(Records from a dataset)
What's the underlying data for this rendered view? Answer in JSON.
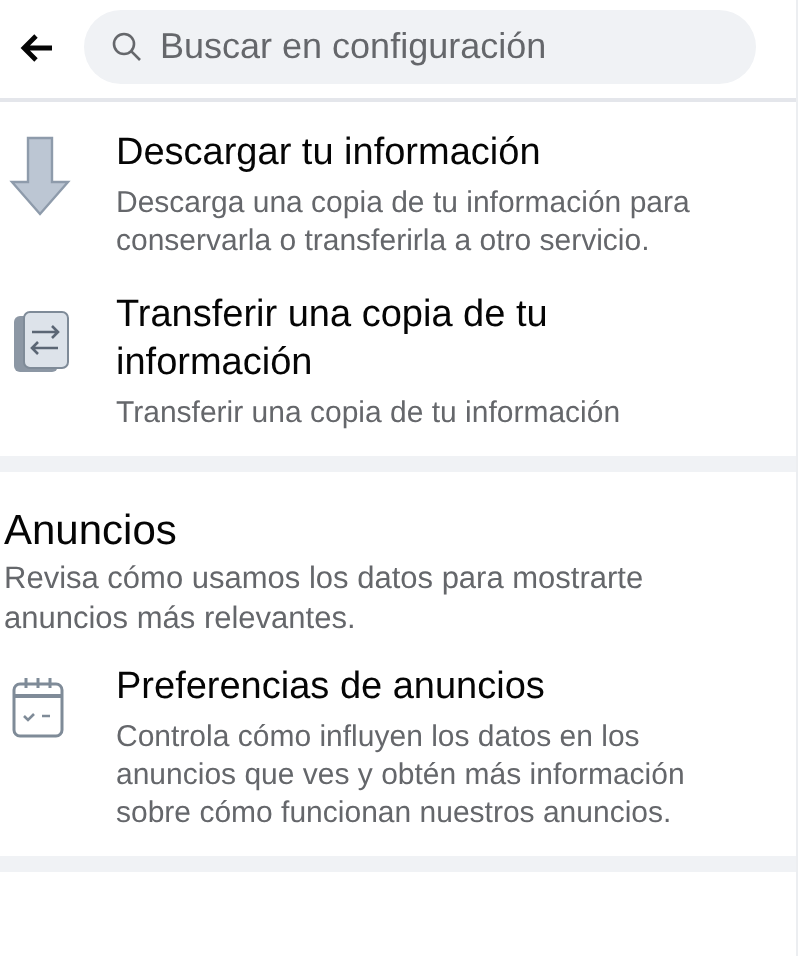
{
  "search": {
    "placeholder": "Buscar en configuración"
  },
  "sections": [
    {
      "items": [
        {
          "kind": "download",
          "title": "Descargar tu información",
          "description": "Descarga una copia de tu información para conservarla o transferirla a otro servicio."
        },
        {
          "kind": "transfer",
          "title": "Transferir una copia de tu información",
          "description": "Transferir una copia de tu información"
        }
      ]
    },
    {
      "heading": "Anuncios",
      "description": "Revisa cómo usamos los datos para mostrarte anuncios más relevantes.",
      "items": [
        {
          "kind": "calendar",
          "title": "Preferencias de anuncios",
          "description": "Controla cómo influyen los datos en los anuncios que ves y obtén más información sobre cómo funcionan nuestros anuncios."
        }
      ]
    }
  ]
}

> _Given instruction_
Repeat the records above exactly, leaving out any pictures they contain.

> _Answer to the exercise_
What's the underlying data for this rendered view? Answer in JSON.
{
  "search": {
    "placeholder": "Buscar en configuración"
  },
  "sections": [
    {
      "items": [
        {
          "kind": "download",
          "title": "Descargar tu información",
          "description": "Descarga una copia de tu información para conservarla o transferirla a otro servicio."
        },
        {
          "kind": "transfer",
          "title": "Transferir una copia de tu información",
          "description": "Transferir una copia de tu información"
        }
      ]
    },
    {
      "heading": "Anuncios",
      "description": "Revisa cómo usamos los datos para mostrarte anuncios más relevantes.",
      "items": [
        {
          "kind": "calendar",
          "title": "Preferencias de anuncios",
          "description": "Controla cómo influyen los datos en los anuncios que ves y obtén más información sobre cómo funcionan nuestros anuncios."
        }
      ]
    }
  ]
}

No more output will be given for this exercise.